*WHAT THE TASK REQUIRES*. Below is a block of records; return all of them exactly, but without the images.

*Data records*.
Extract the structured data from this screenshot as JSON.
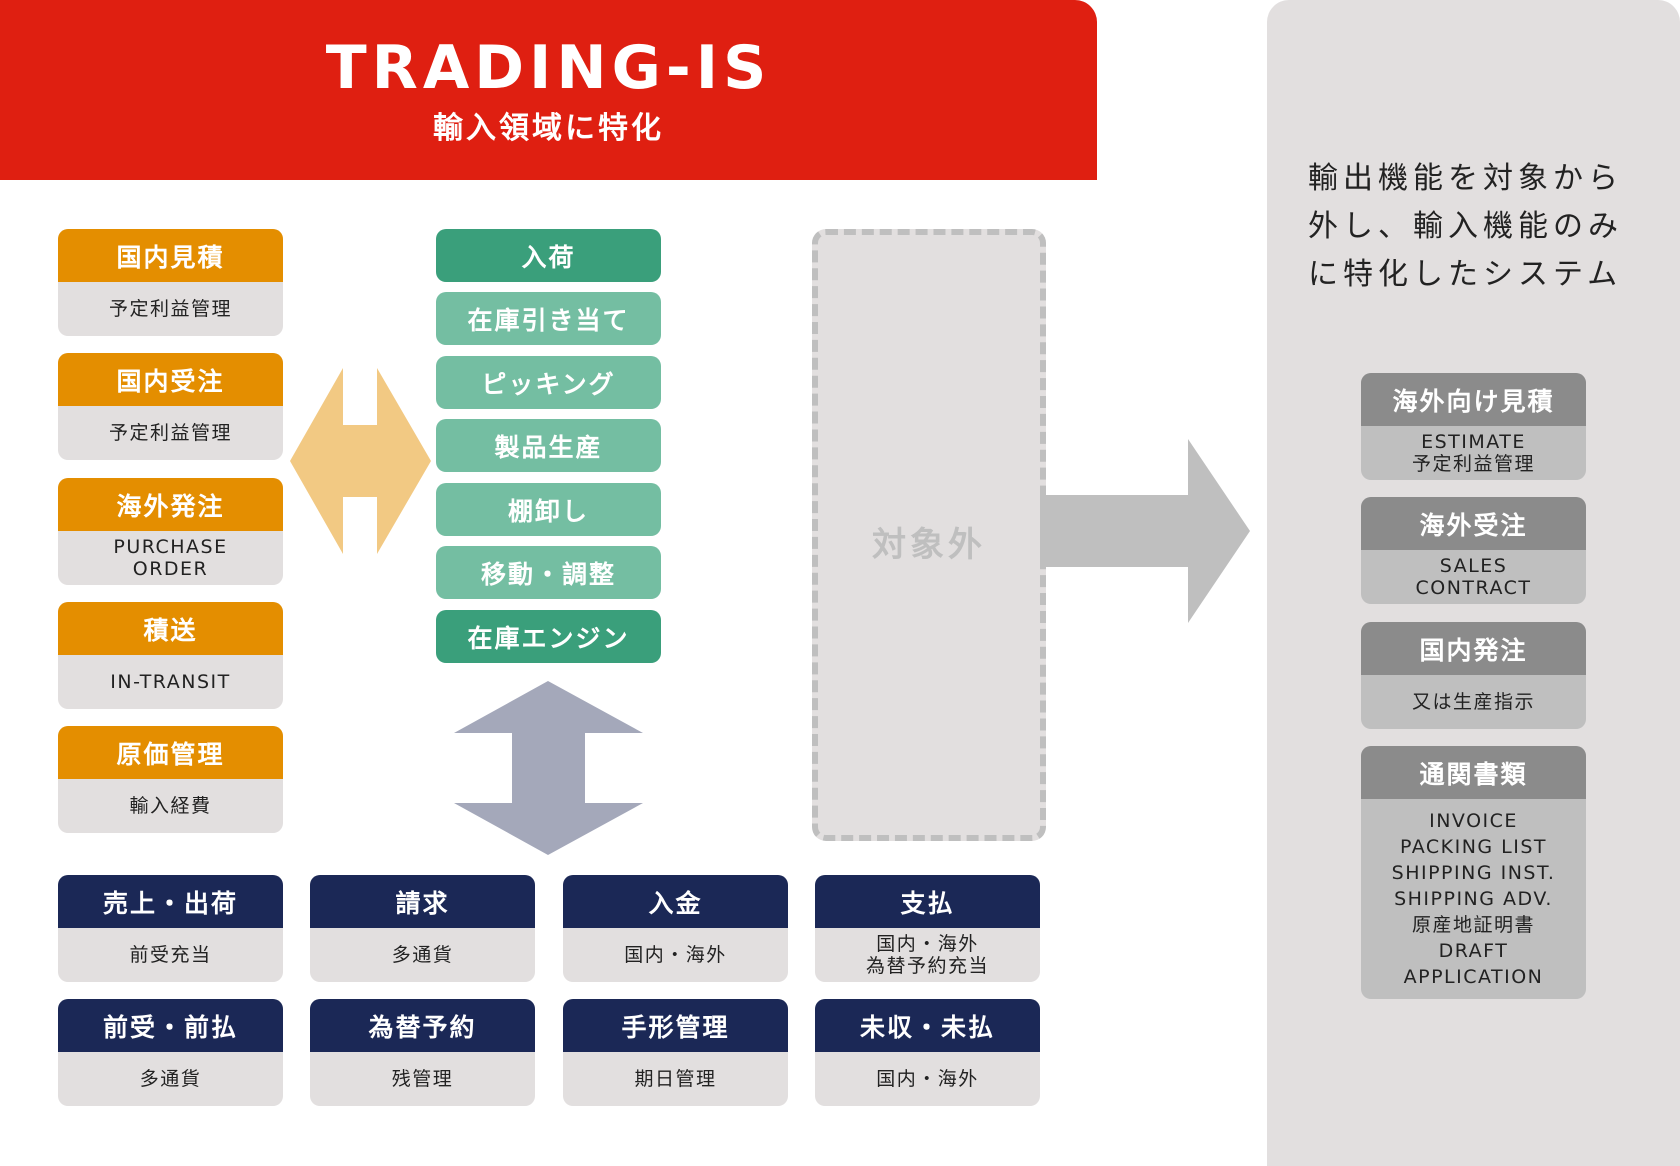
{
  "header": {
    "title": "TRADING-IS",
    "subtitle": "輸入領域に特化"
  },
  "colors": {
    "header_red": "#df1f11",
    "orange": "#e48e00",
    "green_dark": "#3a9f7b",
    "green_light": "#74bea2",
    "navy": "#1b2856",
    "gray_header": "#8b8b8b",
    "gray_body": "#bfbfbf",
    "panel_bg": "#e2dfdf"
  },
  "import_cards": [
    {
      "title": "国内見積",
      "lines": [
        "予定利益管理"
      ]
    },
    {
      "title": "国内受注",
      "lines": [
        "予定利益管理"
      ]
    },
    {
      "title": "海外発注",
      "lines": [
        "PURCHASE",
        "ORDER"
      ]
    },
    {
      "title": "積送",
      "lines": [
        "IN-TRANSIT"
      ]
    },
    {
      "title": "原価管理",
      "lines": [
        "輸入経費"
      ]
    }
  ],
  "inventory_items": [
    {
      "label": "入荷",
      "style": "dark"
    },
    {
      "label": "在庫引き当て",
      "style": "light"
    },
    {
      "label": "ピッキング",
      "style": "light"
    },
    {
      "label": "製品生産",
      "style": "light"
    },
    {
      "label": "棚卸し",
      "style": "light"
    },
    {
      "label": "移動・調整",
      "style": "light"
    },
    {
      "label": "在庫エンジン",
      "style": "dark"
    }
  ],
  "out_of_scope": {
    "label": "対象外"
  },
  "finance_cards": [
    {
      "title": "売上・出荷",
      "lines": [
        "前受充当"
      ]
    },
    {
      "title": "請求",
      "lines": [
        "多通貨"
      ]
    },
    {
      "title": "入金",
      "lines": [
        "国内・海外"
      ]
    },
    {
      "title": "支払",
      "lines": [
        "国内・海外",
        "為替予約充当"
      ]
    },
    {
      "title": "前受・前払",
      "lines": [
        "多通貨"
      ]
    },
    {
      "title": "為替予約",
      "lines": [
        "残管理"
      ]
    },
    {
      "title": "手形管理",
      "lines": [
        "期日管理"
      ]
    },
    {
      "title": "未収・未払",
      "lines": [
        "国内・海外"
      ]
    }
  ],
  "export_panel": {
    "description_lines": [
      "輸出機能を対象から",
      "外し、輸入機能のみ",
      "に特化したシステム"
    ],
    "cards": [
      {
        "title": "海外向け見積",
        "lines": [
          "ESTIMATE",
          "予定利益管理"
        ]
      },
      {
        "title": "海外受注",
        "lines": [
          "SALES",
          "CONTRACT"
        ]
      },
      {
        "title": "国内発注",
        "lines": [
          "又は生産指示"
        ]
      },
      {
        "title": "通関書類",
        "lines": [
          "INVOICE",
          "PACKING LIST",
          "SHIPPING INST.",
          "SHIPPING ADV.",
          "原産地証明書",
          "DRAFT",
          "APPLICATION"
        ]
      }
    ]
  },
  "arrows": [
    {
      "name": "import-inventory",
      "direction": "left-right",
      "color": "#f2c983"
    },
    {
      "name": "inventory-finance",
      "direction": "up-down",
      "color": "#a4a8ba"
    },
    {
      "name": "to-export",
      "direction": "right",
      "color": "#bfbfbf"
    }
  ]
}
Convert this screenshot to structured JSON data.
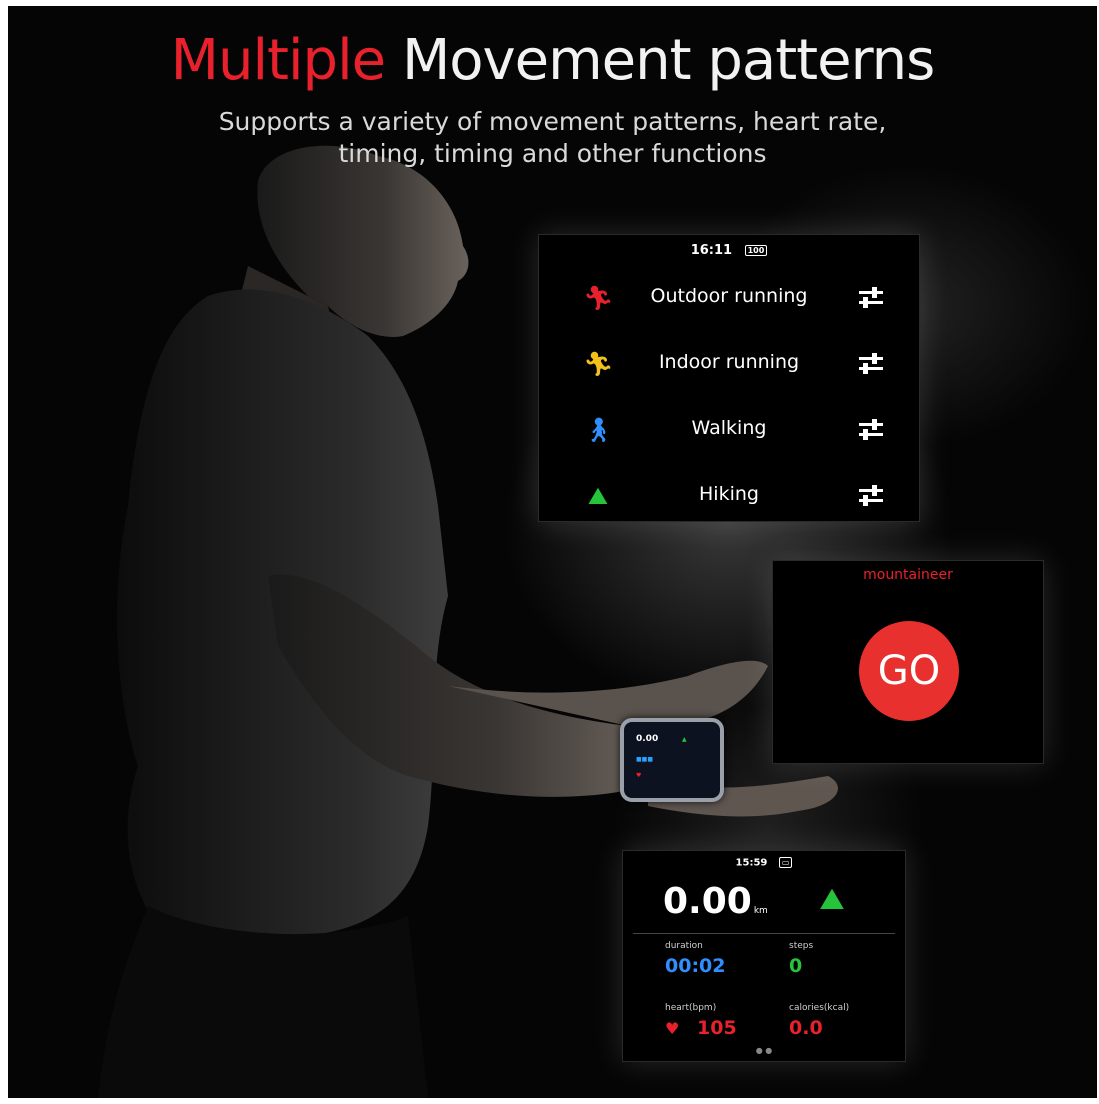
{
  "headline": {
    "highlight": "Multiple",
    "rest": "Movement patterns",
    "subtitle_line1": "Supports a variety of movement patterns, heart rate,",
    "subtitle_line2": "timing, timing and other functions"
  },
  "sport_list_screen": {
    "time": "16:11",
    "battery": "100",
    "items": [
      {
        "label": "Outdoor running",
        "icon": "running-icon",
        "icon_color": "#e8212c"
      },
      {
        "label": "Indoor running",
        "icon": "treadmill-icon",
        "icon_color": "#f2c21b"
      },
      {
        "label": "Walking",
        "icon": "walking-icon",
        "icon_color": "#2f8fff"
      },
      {
        "label": "Hiking",
        "icon": "hiking-icon",
        "icon_color": "#25c43a"
      }
    ]
  },
  "start_screen": {
    "mode": "mountaineer",
    "button": "GO",
    "button_color": "#e8312e"
  },
  "workout_screen": {
    "time": "15:59",
    "distance": "0.00",
    "distance_unit": "km",
    "duration_label": "duration",
    "duration_value": "00:02",
    "steps_label": "steps",
    "steps_value": "0",
    "heart_label": "heart(bpm)",
    "heart_value": "105",
    "calories_label": "calories(kcal)",
    "calories_value": "0.0",
    "colors": {
      "duration": "#2f8fff",
      "steps": "#25c43a",
      "heart": "#e8212c",
      "calories": "#e8212c"
    }
  },
  "watch_display": {
    "value": "0.00"
  }
}
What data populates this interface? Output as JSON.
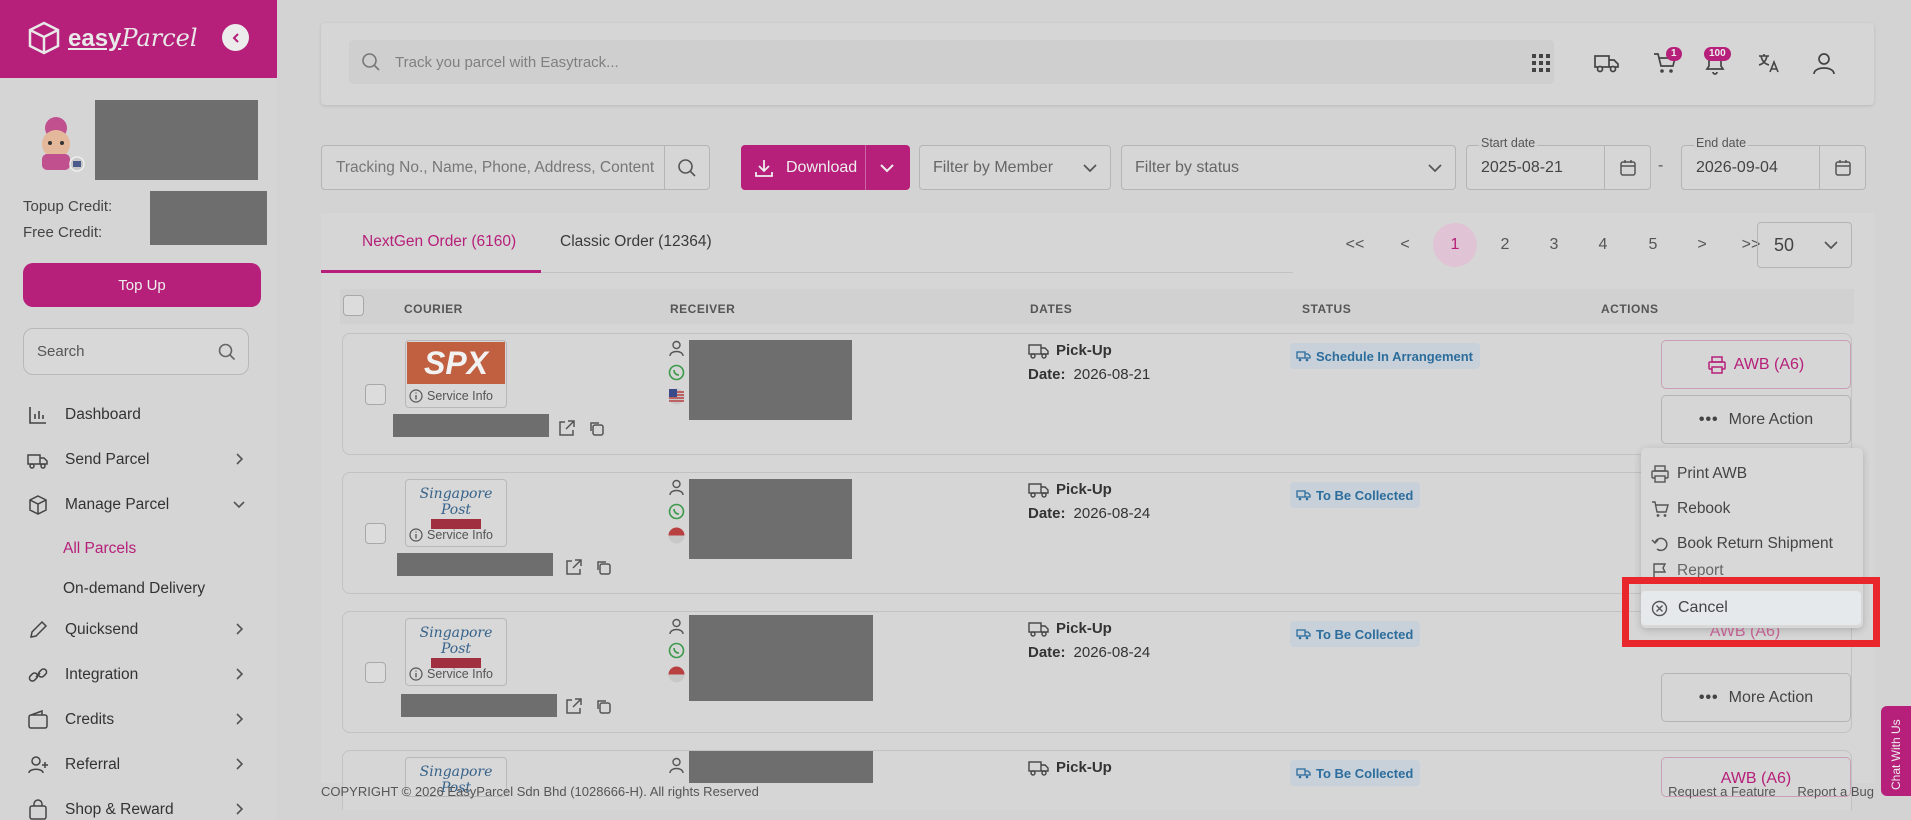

*EXPECTED OUTPUT*.
Extract the structured data from this screenshot as JSON.
{
  "header": {
    "title": "TRADING-IS",
    "subtitle": "輸入領域に特化"
  },
  "colors": {
    "header_red": "#df1f11",
    "orange": "#e48e00",
    "green_dark": "#3a9f7b",
    "green_light": "#74bea2",
    "navy": "#1b2856",
    "gray_header": "#8b8b8b",
    "gray_body": "#bfbfbf",
    "panel_bg": "#e2dfdf"
  },
  "import_cards": [
    {
      "title": "国内見積",
      "lines": [
        "予定利益管理"
      ]
    },
    {
      "title": "国内受注",
      "lines": [
        "予定利益管理"
      ]
    },
    {
      "title": "海外発注",
      "lines": [
        "PURCHASE",
        "ORDER"
      ]
    },
    {
      "title": "積送",
      "lines": [
        "IN-TRANSIT"
      ]
    },
    {
      "title": "原価管理",
      "lines": [
        "輸入経費"
      ]
    }
  ],
  "inventory_items": [
    {
      "label": "入荷",
      "style": "dark"
    },
    {
      "label": "在庫引き当て",
      "style": "light"
    },
    {
      "label": "ピッキング",
      "style": "light"
    },
    {
      "label": "製品生産",
      "style": "light"
    },
    {
      "label": "棚卸し",
      "style": "light"
    },
    {
      "label": "移動・調整",
      "style": "light"
    },
    {
      "label": "在庫エンジン",
      "style": "dark"
    }
  ],
  "out_of_scope": {
    "label": "対象外"
  },
  "finance_cards": [
    {
      "title": "売上・出荷",
      "lines": [
        "前受充当"
      ]
    },
    {
      "title": "請求",
      "lines": [
        "多通貨"
      ]
    },
    {
      "title": "入金",
      "lines": [
        "国内・海外"
      ]
    },
    {
      "title": "支払",
      "lines": [
        "国内・海外",
        "為替予約充当"
      ]
    },
    {
      "title": "前受・前払",
      "lines": [
        "多通貨"
      ]
    },
    {
      "title": "為替予約",
      "lines": [
        "残管理"
      ]
    },
    {
      "title": "手形管理",
      "lines": [
        "期日管理"
      ]
    },
    {
      "title": "未収・未払",
      "lines": [
        "国内・海外"
      ]
    }
  ],
  "export_panel": {
    "description_lines": [
      "輸出機能を対象から",
      "外し、輸入機能のみ",
      "に特化したシステム"
    ],
    "cards": [
      {
        "title": "海外向け見積",
        "lines": [
          "ESTIMATE",
          "予定利益管理"
        ]
      },
      {
        "title": "海外受注",
        "lines": [
          "SALES",
          "CONTRACT"
        ]
      },
      {
        "title": "国内発注",
        "lines": [
          "又は生産指示"
        ]
      },
      {
        "title": "通関書類",
        "lines": [
          "INVOICE",
          "PACKING LIST",
          "SHIPPING INST.",
          "SHIPPING ADV.",
          "原産地証明書",
          "DRAFT",
          "APPLICATION"
        ]
      }
    ]
  },
  "arrows": [
    {
      "name": "import-inventory",
      "direction": "left-right",
      "color": "#f2c983"
    },
    {
      "name": "inventory-finance",
      "direction": "up-down",
      "color": "#a4a8ba"
    },
    {
      "name": "to-export",
      "direction": "right",
      "color": "#bfbfbf"
    }
  ]
}
Convert this screenshot to structured JSON data.
{
  "headline": {
    "highlight": "Multiple",
    "rest": "Movement patterns",
    "subtitle_line1": "Supports a variety of movement patterns, heart rate,",
    "subtitle_line2": "timing, timing and other functions"
  },
  "sport_list_screen": {
    "time": "16:11",
    "battery": "100",
    "items": [
      {
        "label": "Outdoor running",
        "icon": "running-icon",
        "icon_color": "#e8212c"
      },
      {
        "label": "Indoor running",
        "icon": "treadmill-icon",
        "icon_color": "#f2c21b"
      },
      {
        "label": "Walking",
        "icon": "walking-icon",
        "icon_color": "#2f8fff"
      },
      {
        "label": "Hiking",
        "icon": "hiking-icon",
        "icon_color": "#25c43a"
      }
    ]
  },
  "start_screen": {
    "mode": "mountaineer",
    "button": "GO",
    "button_color": "#e8312e"
  },
  "workout_screen": {
    "time": "15:59",
    "distance": "0.00",
    "distance_unit": "km",
    "duration_label": "duration",
    "duration_value": "00:02",
    "steps_label": "steps",
    "steps_value": "0",
    "heart_label": "heart(bpm)",
    "heart_value": "105",
    "calories_label": "calories(kcal)",
    "calories_value": "0.0",
    "colors": {
      "duration": "#2f8fff",
      "steps": "#25c43a",
      "heart": "#e8212c",
      "calories": "#e8212c"
    }
  },
  "watch_display": {
    "value": "0.00"
  }
}
What data populates this interface? Output as JSON.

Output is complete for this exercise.